[START OF Stored rows]

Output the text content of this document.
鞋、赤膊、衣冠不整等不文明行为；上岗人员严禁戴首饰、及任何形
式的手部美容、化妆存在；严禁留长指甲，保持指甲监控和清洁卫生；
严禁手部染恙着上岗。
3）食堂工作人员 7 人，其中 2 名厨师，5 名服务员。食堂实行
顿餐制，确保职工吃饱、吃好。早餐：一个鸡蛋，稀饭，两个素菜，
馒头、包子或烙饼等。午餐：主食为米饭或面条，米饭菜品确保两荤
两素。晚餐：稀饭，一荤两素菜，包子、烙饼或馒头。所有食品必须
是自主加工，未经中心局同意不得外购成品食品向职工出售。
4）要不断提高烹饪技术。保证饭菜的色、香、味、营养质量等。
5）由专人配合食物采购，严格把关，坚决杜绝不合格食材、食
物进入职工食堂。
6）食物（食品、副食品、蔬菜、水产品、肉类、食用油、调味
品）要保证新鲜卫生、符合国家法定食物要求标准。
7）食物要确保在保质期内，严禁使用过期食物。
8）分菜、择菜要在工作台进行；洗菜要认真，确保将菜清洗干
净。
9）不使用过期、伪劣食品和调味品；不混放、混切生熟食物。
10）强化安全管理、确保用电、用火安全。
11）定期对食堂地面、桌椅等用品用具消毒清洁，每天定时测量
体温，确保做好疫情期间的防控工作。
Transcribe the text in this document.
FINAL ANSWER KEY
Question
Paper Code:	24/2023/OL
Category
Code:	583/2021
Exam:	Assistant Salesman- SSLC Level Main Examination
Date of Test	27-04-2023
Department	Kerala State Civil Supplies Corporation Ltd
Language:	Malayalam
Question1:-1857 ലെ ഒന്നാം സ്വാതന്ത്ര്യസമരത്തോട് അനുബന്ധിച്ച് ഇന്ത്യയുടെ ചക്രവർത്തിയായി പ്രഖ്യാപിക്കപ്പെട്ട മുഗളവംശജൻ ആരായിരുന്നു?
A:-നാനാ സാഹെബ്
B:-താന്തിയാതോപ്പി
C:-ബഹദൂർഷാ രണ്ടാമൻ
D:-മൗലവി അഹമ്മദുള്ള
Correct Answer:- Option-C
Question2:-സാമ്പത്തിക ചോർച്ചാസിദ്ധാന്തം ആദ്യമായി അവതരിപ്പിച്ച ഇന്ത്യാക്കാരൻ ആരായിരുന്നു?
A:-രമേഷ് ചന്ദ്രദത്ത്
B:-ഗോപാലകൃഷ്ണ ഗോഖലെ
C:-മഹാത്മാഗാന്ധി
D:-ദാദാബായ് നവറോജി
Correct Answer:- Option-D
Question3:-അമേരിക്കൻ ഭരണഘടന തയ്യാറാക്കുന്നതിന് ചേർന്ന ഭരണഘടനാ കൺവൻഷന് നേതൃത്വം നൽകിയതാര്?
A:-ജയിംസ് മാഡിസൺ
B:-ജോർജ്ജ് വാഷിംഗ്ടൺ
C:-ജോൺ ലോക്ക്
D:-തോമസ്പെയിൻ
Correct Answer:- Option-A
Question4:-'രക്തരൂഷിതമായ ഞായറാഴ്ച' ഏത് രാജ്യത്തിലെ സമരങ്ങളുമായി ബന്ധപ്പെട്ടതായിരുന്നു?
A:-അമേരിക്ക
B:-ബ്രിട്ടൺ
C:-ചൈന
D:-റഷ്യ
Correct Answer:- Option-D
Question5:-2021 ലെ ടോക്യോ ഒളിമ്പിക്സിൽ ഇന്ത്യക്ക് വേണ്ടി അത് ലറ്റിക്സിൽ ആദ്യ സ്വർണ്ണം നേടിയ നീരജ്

[END OF Stored rows]

_Problem requirements_. Set down, word for word, only the lines running from the line with "Transcribe the text in this document." to the last line of the listing above. Both of those lines belong in your answer.

_Final result_.
Transcribe the text in this document.
FINAL ANSWER KEY
Question
Paper Code:	24/2023/OL
Category
Code:	583/2021
Exam:	Assistant Salesman- SSLC Level Main Examination
Date of Test	27-04-2023
Department	Kerala State Civil Supplies Corporation Ltd
Language:	Malayalam
Question1:-1857 ലെ ഒന്നാം സ്വാതന്ത്ര്യസമരത്തോട് അനുബന്ധിച്ച് ഇന്ത്യയുടെ ചക്രവർത്തിയായി പ്രഖ്യാപിക്കപ്പെട്ട മുഗളവംശജൻ ആരായിരുന്നു?
A:-നാനാ സാഹെബ്
B:-താന്തിയാതോപ്പി
C:-ബഹദൂർഷാ രണ്ടാമൻ
D:-മൗലവി അഹമ്മദുള്ള
Correct Answer:- Option-C
Question2:-സാമ്പത്തിക ചോർച്ചാസിദ്ധാന്തം ആദ്യമായി അവതരിപ്പിച്ച ഇന്ത്യാക്കാരൻ ആരായിരുന്നു?
A:-രമേഷ് ചന്ദ്രദത്ത്
B:-ഗോപാലകൃഷ്ണ ഗോഖലെ
C:-മഹാത്മാഗാന്ധി
D:-ദാദാബായ് നവറോജി
Correct Answer:- Option-D
Question3:-അമേരിക്കൻ ഭരണഘടന തയ്യാറാക്കുന്നതിന് ചേർന്ന ഭരണഘടനാ കൺവൻഷന് നേതൃത്വം നൽകിയതാര്?
A:-ജയിംസ് മാഡിസൺ
B:-ജോർജ്ജ് വാഷിംഗ്ടൺ
C:-ജോൺ ലോക്ക്
D:-തോമസ്പെയിൻ
Correct Answer:- Option-A
Question4:-'രക്തരൂഷിതമായ ഞായറാഴ്ച' ഏത് രാജ്യത്തിലെ സമരങ്ങളുമായി ബന്ധപ്പെട്ടതായിരുന്നു?
A:-അമേരിക്ക
B:-ബ്രിട്ടൺ
C:-ചൈന
D:-റഷ്യ
Correct Answer:- Option-D
Question5:-2021 ലെ ടോക്യോ ഒളിമ്പിക്സിൽ ഇന്ത്യക്ക് വേണ്ടി അത് ലറ്റിക്സിൽ ആദ്യ സ്വർണ്ണം നേടിയ നീരജ്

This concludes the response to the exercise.